• [WHAT YOU HAVE TO DO]: Scan the lines below; pull out those with "name".

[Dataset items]
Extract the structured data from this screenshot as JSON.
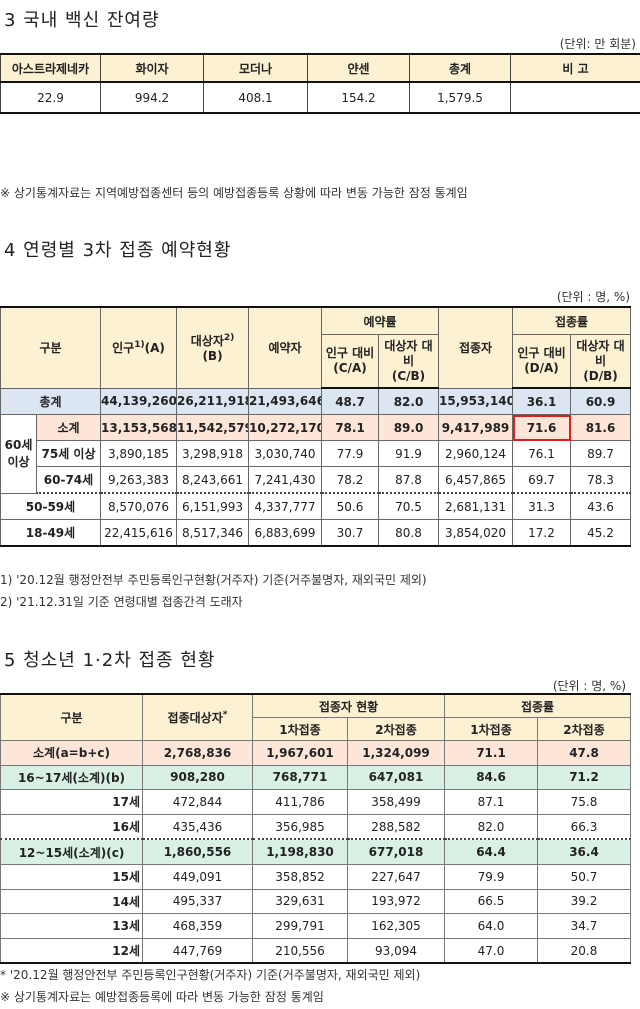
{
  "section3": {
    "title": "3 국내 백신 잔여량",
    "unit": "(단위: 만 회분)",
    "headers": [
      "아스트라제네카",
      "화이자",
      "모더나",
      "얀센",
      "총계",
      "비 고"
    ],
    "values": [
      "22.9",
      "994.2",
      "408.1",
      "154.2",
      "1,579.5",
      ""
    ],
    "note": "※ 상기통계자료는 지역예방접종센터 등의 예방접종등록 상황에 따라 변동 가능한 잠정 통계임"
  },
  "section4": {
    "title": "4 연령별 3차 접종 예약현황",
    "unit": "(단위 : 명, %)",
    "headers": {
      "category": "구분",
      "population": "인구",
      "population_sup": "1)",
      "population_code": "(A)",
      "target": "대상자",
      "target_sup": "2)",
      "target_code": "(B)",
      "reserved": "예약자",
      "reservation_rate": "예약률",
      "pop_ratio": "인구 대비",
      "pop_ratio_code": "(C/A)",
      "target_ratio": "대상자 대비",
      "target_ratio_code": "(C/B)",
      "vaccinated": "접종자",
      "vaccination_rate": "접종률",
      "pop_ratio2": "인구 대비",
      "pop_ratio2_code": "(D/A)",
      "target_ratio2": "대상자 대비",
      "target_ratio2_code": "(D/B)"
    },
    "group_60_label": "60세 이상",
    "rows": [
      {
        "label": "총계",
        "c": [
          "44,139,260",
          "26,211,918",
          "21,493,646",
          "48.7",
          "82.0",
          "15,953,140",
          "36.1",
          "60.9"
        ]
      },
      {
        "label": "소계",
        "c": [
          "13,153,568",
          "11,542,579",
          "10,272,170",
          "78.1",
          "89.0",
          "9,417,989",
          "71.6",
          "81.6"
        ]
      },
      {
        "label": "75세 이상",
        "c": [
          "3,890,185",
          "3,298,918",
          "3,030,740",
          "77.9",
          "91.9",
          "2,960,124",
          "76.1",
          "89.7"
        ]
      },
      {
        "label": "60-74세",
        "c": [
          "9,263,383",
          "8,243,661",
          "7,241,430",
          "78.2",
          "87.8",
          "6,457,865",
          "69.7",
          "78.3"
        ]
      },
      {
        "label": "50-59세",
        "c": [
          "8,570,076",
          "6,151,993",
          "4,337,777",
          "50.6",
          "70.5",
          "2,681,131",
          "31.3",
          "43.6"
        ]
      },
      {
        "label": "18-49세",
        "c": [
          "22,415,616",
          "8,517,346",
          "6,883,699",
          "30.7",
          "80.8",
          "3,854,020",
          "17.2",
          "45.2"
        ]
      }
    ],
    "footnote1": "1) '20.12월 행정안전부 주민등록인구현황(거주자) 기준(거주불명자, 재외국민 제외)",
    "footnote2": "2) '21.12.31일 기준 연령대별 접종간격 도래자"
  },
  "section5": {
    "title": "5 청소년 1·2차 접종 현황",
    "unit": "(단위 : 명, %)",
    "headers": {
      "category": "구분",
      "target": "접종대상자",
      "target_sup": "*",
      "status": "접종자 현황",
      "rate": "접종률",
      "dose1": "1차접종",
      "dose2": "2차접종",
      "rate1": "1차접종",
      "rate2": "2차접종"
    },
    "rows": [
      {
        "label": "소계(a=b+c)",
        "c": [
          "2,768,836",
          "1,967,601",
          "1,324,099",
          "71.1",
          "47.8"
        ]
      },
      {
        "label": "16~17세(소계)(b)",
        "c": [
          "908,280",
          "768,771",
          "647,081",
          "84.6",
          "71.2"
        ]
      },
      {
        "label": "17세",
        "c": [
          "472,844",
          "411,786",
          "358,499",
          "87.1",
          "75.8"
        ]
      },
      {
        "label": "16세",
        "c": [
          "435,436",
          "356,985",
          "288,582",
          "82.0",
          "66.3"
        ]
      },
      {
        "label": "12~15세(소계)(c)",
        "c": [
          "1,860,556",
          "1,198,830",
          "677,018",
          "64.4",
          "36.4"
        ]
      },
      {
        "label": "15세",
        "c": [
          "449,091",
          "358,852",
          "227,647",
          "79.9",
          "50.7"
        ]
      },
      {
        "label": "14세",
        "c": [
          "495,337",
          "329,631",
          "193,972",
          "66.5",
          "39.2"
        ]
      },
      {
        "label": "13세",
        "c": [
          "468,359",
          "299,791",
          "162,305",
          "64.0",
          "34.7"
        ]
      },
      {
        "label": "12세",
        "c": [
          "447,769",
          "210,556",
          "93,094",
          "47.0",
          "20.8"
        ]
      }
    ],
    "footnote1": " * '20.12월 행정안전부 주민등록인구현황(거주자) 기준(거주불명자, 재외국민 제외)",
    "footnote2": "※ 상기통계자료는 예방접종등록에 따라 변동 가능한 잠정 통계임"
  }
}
--
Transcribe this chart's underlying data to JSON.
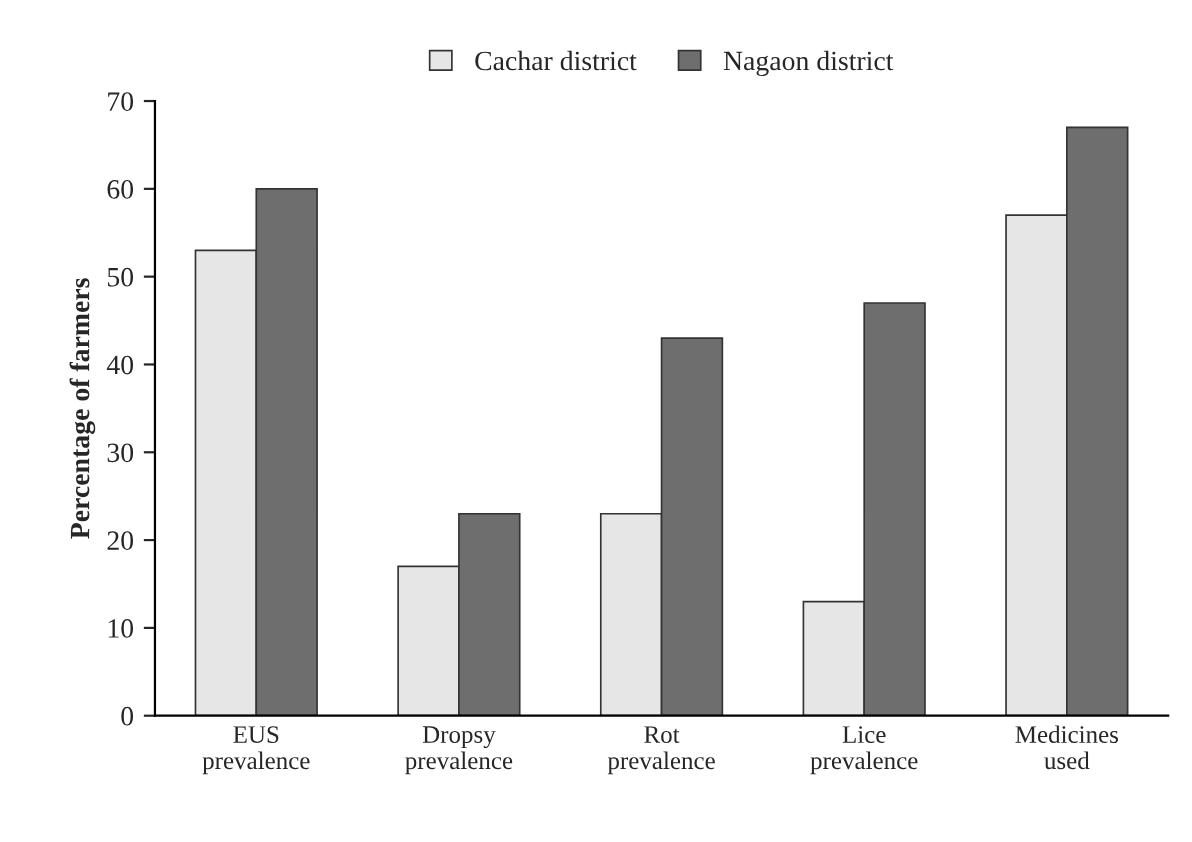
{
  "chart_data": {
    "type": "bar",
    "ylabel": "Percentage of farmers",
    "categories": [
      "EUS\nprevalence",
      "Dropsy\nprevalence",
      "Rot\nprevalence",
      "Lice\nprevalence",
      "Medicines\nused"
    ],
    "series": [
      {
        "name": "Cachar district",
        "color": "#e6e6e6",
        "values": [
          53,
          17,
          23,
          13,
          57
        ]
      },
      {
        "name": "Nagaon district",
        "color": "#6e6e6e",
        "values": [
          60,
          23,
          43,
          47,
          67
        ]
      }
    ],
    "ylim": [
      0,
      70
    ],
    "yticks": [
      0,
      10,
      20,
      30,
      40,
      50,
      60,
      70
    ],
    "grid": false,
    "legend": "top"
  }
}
...
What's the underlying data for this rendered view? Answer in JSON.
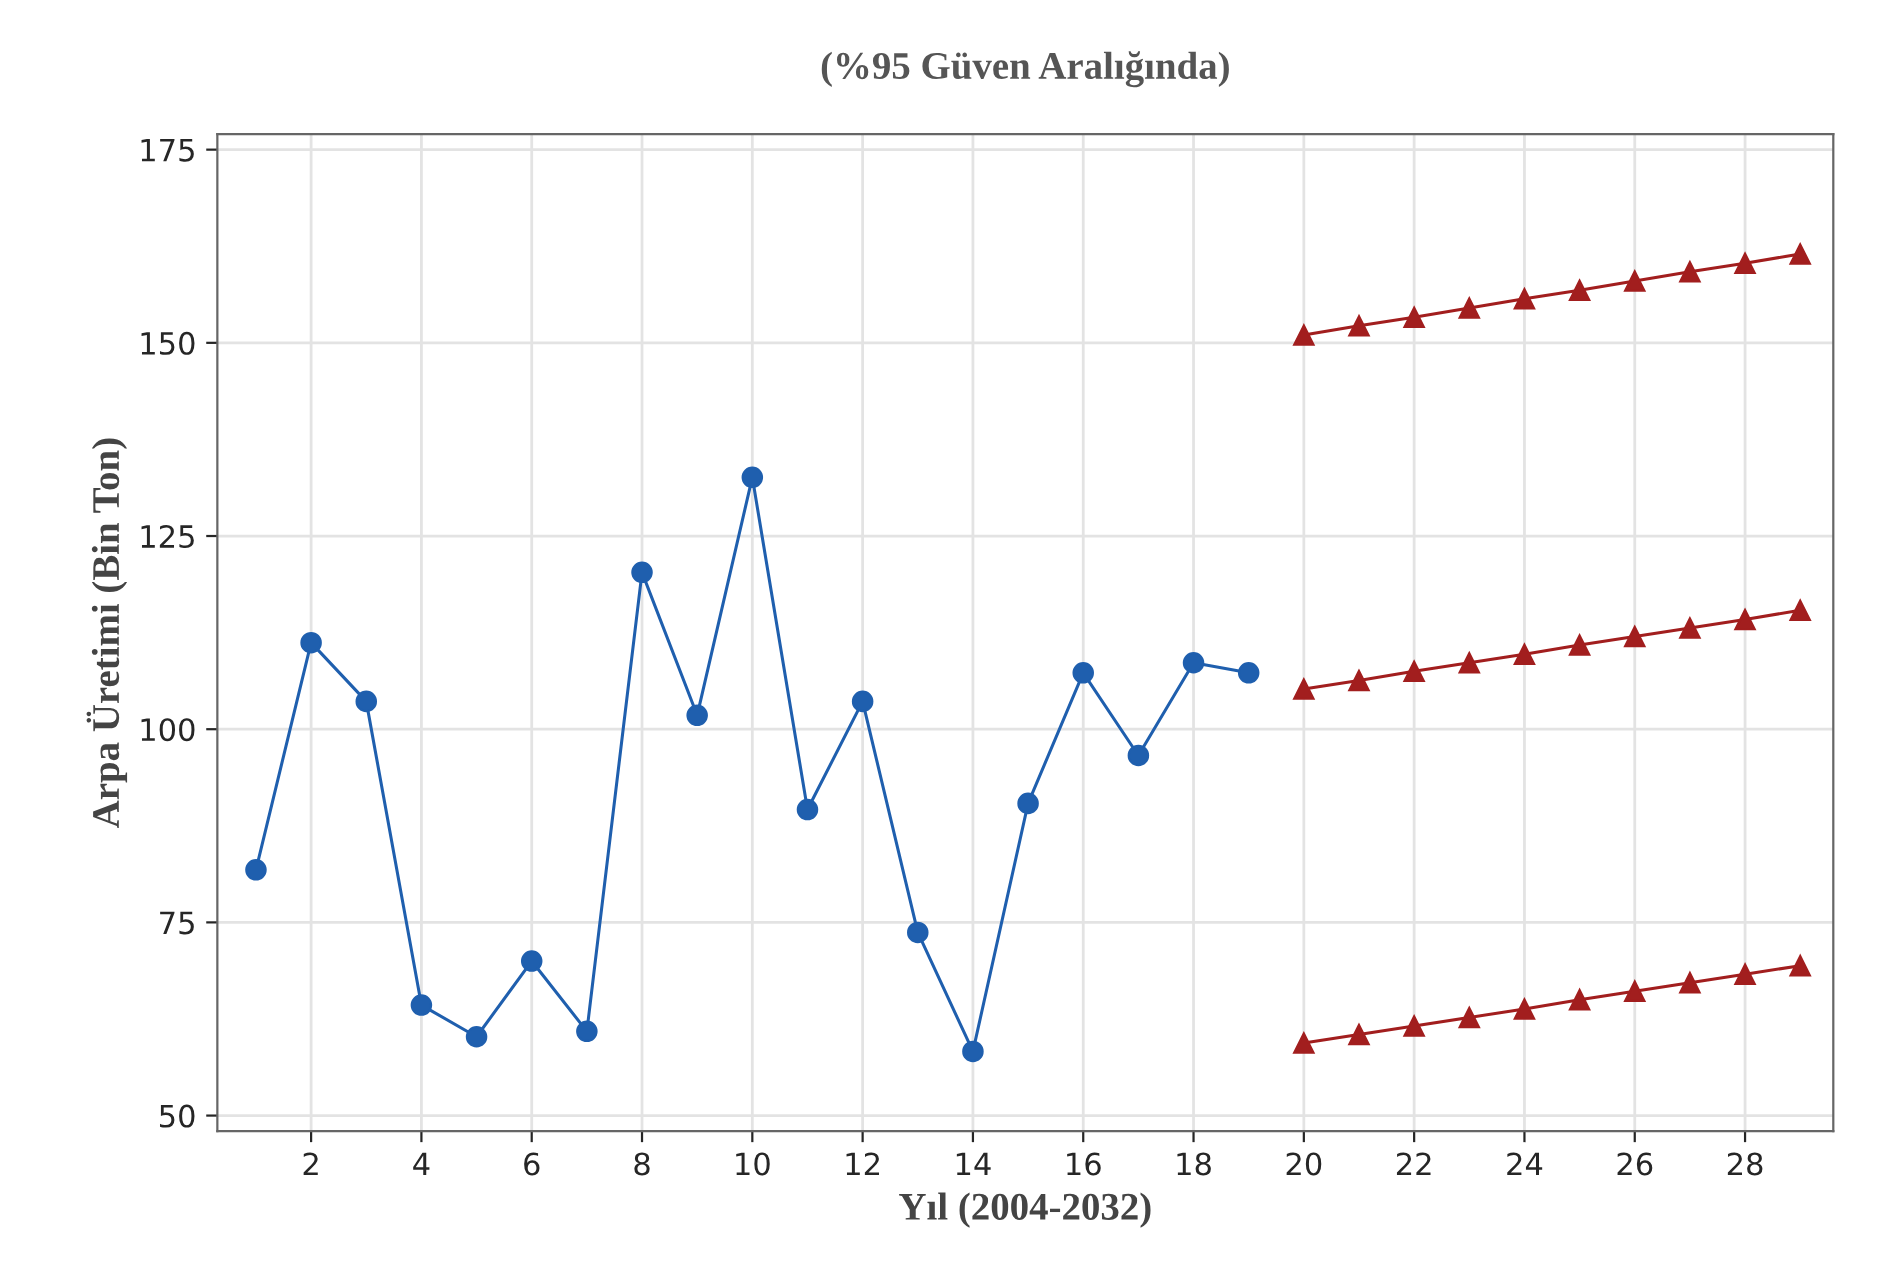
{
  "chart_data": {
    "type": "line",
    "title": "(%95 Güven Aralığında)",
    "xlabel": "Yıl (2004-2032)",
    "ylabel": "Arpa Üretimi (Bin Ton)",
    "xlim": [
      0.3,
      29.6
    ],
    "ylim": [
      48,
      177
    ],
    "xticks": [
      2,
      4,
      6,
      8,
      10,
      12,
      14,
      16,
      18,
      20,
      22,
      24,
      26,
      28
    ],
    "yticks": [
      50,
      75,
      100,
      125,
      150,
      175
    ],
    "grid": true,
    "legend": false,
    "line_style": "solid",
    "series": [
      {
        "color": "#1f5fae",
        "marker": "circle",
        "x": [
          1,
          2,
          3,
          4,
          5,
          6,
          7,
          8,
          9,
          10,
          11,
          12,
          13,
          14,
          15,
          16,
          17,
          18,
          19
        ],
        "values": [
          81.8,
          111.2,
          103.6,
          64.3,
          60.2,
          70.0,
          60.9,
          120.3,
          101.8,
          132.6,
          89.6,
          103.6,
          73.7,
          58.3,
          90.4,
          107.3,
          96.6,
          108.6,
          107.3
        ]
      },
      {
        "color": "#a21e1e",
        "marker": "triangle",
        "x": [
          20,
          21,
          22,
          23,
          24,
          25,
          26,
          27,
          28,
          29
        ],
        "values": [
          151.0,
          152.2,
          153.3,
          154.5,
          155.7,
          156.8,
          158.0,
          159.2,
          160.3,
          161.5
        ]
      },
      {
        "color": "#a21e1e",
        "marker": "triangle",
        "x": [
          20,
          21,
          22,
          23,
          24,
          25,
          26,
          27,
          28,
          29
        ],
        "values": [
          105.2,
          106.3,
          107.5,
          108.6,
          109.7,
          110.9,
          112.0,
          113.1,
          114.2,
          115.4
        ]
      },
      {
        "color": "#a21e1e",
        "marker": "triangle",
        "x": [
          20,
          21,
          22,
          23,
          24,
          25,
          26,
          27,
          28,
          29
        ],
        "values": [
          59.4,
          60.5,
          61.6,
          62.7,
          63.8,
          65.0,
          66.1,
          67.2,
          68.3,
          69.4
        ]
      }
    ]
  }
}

• [TASK RESULT]:
        "name": "Cachar district",
        "name": "Nagaon district",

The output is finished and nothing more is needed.